▸ What the task asks
Rename "RIVER" to "RIV" in the records, starting at the first line and ending at the line containing "amount-unit: RIVER (471, 468, 510, 482)", and leave everything else in those lines unchanged.

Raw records
__________
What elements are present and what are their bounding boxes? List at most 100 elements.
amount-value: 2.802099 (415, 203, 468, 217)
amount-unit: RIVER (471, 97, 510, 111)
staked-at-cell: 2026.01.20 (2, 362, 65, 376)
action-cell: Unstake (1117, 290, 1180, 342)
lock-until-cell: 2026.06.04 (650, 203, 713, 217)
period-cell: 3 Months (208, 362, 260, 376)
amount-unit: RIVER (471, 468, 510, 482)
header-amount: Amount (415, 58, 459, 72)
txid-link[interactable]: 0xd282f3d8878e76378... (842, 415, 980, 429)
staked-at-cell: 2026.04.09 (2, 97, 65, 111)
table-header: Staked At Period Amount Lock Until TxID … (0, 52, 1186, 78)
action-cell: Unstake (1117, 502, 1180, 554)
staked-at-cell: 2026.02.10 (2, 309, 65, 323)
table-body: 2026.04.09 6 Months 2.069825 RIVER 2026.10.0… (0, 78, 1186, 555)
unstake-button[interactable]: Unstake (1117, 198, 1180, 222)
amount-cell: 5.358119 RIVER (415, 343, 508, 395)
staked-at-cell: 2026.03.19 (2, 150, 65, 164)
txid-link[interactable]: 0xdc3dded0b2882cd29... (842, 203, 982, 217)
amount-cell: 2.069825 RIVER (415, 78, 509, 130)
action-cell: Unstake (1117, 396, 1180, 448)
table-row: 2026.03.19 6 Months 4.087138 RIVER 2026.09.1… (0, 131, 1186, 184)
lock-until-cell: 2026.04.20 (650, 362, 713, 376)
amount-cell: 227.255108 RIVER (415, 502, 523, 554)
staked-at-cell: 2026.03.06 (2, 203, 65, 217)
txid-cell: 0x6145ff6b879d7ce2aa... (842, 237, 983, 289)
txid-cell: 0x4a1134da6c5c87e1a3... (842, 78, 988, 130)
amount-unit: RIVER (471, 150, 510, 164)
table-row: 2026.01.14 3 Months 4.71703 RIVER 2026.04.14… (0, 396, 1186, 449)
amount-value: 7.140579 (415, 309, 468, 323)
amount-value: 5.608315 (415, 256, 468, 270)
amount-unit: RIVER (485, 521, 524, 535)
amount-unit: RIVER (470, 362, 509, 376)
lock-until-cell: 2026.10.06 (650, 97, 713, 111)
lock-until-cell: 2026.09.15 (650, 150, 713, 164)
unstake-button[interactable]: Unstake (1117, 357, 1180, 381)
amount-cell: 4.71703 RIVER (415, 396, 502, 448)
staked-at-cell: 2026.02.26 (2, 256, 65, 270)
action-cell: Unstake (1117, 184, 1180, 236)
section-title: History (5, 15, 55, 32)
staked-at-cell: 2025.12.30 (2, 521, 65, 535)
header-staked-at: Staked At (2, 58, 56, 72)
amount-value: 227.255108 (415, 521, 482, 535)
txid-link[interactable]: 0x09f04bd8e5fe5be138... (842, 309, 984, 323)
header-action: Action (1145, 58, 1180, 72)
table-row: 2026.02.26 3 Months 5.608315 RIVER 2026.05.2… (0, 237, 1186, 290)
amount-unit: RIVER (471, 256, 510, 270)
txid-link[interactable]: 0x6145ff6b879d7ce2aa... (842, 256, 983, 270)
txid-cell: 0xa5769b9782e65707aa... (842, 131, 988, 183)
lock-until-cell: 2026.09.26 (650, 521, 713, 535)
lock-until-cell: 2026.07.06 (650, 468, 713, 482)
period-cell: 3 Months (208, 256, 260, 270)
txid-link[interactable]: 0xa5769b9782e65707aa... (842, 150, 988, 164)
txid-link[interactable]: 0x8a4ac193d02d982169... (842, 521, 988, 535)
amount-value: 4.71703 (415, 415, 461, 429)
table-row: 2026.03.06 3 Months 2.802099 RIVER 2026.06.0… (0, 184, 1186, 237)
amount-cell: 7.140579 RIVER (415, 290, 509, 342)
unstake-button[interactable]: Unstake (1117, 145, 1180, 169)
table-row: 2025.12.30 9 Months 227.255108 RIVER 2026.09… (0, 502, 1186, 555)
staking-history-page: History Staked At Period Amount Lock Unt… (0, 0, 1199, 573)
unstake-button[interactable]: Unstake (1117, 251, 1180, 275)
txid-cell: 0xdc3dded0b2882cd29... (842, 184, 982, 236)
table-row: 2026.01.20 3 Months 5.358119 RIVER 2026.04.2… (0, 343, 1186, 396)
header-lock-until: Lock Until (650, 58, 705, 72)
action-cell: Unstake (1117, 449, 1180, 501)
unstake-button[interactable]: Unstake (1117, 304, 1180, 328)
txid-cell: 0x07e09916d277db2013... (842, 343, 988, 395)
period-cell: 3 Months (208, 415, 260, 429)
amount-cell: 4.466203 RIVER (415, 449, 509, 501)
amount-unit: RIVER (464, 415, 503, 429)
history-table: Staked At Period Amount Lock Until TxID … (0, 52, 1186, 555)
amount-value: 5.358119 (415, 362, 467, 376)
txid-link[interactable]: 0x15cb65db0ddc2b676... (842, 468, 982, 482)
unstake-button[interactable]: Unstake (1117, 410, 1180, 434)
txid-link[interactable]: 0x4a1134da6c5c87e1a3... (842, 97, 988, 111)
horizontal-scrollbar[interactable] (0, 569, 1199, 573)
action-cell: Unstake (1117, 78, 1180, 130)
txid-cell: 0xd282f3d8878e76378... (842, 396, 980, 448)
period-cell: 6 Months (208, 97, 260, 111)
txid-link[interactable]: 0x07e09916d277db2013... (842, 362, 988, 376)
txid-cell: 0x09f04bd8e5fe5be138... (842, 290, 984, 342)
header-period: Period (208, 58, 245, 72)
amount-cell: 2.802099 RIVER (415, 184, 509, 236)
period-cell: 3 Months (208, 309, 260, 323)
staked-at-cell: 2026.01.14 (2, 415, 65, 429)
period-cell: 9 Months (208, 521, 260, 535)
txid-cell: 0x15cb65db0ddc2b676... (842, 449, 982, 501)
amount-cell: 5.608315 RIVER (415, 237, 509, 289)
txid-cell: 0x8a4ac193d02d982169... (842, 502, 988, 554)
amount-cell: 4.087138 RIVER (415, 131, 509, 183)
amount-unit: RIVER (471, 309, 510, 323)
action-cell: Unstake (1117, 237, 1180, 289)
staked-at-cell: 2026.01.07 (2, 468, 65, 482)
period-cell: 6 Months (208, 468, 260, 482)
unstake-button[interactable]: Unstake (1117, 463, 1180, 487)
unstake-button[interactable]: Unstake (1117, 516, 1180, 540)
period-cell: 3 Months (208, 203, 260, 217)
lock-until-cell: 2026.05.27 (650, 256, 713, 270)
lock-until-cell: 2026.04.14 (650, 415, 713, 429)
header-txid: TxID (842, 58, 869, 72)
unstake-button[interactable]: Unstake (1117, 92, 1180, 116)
__________
▸ Task result
What elements are present and what are their bounding boxes? List at most 100 elements.
amount-value: 2.802099 (415, 203, 468, 217)
amount-unit: RIV (471, 97, 510, 111)
staked-at-cell: 2026.01.20 (2, 362, 65, 376)
action-cell: Unstake (1117, 290, 1180, 342)
lock-until-cell: 2026.06.04 (650, 203, 713, 217)
period-cell: 3 Months (208, 362, 260, 376)
amount-unit: RIV (471, 468, 510, 482)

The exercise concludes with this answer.